-- Exercise input --
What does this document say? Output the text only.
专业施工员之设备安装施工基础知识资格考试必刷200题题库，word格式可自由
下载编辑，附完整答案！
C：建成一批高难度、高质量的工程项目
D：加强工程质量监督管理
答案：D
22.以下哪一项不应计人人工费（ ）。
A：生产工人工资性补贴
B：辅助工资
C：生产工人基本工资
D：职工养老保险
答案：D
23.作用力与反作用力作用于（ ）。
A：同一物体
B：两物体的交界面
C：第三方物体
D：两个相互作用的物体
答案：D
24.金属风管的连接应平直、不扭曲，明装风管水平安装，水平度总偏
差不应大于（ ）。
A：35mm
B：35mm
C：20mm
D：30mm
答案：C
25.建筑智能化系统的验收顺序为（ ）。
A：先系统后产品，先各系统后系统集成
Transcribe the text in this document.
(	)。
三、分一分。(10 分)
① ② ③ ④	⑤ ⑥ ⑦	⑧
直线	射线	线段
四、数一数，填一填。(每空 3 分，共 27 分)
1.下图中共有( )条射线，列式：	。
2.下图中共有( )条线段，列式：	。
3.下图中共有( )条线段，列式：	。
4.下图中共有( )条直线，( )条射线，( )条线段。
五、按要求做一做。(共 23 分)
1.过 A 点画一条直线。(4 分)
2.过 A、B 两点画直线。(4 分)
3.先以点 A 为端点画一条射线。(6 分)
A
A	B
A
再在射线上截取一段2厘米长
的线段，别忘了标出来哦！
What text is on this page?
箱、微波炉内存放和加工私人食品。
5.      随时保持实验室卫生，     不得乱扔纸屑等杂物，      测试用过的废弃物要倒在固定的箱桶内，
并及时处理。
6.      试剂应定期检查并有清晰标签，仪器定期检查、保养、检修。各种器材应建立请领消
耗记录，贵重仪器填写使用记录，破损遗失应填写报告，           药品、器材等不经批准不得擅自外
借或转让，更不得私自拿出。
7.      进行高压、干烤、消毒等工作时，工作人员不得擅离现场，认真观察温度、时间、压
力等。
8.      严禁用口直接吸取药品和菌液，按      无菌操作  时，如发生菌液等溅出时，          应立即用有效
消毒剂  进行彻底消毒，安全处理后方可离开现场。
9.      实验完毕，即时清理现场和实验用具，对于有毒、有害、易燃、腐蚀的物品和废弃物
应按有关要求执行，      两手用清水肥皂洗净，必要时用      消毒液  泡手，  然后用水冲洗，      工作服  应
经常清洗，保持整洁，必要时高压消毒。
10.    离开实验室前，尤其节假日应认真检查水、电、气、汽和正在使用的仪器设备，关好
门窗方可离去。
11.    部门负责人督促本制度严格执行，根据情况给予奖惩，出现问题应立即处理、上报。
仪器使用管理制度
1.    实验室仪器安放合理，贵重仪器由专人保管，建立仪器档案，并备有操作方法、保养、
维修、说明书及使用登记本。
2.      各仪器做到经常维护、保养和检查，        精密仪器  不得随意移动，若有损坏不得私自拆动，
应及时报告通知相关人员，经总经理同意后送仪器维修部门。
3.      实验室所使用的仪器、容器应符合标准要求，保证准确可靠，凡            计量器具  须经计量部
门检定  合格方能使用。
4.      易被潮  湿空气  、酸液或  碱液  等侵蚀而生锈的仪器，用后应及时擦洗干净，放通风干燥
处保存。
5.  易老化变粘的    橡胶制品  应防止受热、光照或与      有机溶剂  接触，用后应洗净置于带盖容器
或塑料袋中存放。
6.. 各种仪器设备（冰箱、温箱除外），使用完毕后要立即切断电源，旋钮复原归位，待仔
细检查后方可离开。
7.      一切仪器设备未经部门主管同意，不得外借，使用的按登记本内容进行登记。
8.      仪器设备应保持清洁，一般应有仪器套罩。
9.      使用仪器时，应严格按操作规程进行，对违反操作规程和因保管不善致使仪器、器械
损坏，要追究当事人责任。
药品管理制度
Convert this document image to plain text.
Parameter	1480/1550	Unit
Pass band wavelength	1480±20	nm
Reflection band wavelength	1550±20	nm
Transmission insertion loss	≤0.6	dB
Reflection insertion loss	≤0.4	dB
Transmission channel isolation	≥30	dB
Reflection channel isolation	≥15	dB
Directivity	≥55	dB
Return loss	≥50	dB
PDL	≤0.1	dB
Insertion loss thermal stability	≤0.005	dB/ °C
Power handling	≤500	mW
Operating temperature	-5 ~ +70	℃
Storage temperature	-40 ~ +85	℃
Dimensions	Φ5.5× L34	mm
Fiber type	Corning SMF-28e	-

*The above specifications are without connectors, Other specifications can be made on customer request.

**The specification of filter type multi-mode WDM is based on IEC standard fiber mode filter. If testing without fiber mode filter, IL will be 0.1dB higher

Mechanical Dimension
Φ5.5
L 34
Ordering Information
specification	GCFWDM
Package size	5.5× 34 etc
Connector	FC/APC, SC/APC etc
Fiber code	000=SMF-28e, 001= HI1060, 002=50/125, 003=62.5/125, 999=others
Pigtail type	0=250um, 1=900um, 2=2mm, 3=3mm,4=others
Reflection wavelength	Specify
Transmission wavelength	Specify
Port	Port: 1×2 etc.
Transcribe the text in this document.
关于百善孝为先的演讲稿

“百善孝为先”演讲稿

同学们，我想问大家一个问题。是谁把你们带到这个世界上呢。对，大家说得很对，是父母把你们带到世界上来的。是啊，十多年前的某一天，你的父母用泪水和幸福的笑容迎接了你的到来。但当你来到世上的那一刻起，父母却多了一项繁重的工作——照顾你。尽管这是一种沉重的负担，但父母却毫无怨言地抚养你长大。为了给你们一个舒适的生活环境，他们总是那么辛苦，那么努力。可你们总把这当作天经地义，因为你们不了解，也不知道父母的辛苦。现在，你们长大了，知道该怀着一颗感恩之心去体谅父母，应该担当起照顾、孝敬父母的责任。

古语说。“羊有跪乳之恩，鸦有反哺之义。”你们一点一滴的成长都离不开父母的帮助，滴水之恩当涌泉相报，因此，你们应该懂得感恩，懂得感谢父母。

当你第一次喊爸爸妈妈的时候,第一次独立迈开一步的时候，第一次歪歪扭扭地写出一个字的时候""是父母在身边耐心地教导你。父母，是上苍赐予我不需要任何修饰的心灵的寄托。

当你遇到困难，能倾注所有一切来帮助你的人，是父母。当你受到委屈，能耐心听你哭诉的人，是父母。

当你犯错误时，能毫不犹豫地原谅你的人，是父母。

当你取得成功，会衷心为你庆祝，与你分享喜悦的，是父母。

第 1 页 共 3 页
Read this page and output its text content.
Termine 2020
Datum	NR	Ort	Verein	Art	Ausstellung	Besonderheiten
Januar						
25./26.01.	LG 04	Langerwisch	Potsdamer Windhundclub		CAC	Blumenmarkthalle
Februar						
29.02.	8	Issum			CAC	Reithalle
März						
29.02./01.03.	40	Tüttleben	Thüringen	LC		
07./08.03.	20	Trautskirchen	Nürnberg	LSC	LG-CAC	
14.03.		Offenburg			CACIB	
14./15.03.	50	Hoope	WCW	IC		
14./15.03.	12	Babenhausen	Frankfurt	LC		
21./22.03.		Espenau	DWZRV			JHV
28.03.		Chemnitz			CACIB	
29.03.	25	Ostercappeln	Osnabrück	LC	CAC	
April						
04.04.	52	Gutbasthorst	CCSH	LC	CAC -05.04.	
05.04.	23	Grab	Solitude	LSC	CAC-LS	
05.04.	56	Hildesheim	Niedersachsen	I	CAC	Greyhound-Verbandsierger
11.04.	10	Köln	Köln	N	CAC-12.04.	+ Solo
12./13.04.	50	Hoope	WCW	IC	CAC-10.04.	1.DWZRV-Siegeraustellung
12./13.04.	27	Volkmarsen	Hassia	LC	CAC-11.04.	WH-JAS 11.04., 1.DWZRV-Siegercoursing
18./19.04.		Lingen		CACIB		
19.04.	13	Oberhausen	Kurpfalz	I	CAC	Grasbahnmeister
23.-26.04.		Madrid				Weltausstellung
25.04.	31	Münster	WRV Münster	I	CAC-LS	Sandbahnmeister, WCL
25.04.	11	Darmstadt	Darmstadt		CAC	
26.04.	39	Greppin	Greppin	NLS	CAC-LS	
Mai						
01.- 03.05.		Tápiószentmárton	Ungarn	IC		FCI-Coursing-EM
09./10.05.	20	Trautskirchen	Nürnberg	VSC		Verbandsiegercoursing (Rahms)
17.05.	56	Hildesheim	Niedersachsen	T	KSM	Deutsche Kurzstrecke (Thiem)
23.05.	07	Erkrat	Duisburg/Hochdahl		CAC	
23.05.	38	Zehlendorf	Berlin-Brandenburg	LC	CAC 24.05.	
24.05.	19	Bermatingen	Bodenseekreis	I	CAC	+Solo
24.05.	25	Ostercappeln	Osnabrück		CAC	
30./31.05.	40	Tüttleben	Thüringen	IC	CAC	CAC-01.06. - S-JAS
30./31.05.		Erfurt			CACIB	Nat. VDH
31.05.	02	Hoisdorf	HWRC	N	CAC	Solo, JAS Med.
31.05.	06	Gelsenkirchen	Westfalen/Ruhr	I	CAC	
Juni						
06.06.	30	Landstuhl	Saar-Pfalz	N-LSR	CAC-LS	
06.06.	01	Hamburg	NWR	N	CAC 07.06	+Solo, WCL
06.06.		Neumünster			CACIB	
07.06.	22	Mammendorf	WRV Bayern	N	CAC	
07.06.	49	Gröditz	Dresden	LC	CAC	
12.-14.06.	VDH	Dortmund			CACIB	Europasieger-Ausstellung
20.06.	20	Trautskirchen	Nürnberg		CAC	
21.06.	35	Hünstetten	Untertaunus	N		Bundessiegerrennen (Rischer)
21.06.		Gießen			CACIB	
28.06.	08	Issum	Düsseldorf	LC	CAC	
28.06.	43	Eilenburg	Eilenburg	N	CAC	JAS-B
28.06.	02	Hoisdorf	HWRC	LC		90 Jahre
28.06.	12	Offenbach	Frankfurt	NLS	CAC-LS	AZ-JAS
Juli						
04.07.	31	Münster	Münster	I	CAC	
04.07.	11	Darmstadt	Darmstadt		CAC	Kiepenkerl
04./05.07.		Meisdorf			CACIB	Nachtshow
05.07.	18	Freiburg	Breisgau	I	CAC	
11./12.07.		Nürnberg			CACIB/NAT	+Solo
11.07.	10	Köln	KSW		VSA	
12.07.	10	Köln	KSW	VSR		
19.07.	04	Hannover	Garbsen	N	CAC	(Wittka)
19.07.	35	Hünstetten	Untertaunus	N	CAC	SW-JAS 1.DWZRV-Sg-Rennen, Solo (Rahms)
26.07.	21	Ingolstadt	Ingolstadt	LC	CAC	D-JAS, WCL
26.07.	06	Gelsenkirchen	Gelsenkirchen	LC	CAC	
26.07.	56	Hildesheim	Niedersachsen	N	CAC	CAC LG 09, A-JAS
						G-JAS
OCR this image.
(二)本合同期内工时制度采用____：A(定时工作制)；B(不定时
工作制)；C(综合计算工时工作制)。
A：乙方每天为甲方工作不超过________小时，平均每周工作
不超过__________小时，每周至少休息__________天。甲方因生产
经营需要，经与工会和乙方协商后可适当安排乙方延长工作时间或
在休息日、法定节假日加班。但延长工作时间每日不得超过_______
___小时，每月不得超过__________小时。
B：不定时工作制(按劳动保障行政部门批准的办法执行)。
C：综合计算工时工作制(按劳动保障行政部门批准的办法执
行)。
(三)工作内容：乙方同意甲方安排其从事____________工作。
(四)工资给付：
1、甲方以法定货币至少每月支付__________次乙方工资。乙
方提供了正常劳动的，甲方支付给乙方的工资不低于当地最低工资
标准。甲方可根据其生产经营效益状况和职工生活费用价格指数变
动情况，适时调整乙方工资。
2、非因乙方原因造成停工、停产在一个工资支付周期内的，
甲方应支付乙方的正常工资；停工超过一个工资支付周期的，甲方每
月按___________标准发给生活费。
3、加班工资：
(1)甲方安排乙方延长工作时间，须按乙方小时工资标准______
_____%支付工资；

-- Problem to work on --
Show each line in the entries that holds the string "document".

-- Answer to the task --
What does this document say? Output the text only.
Transcribe the text in this document.
Convert this document image to plain text.
Transcribe the text in this document.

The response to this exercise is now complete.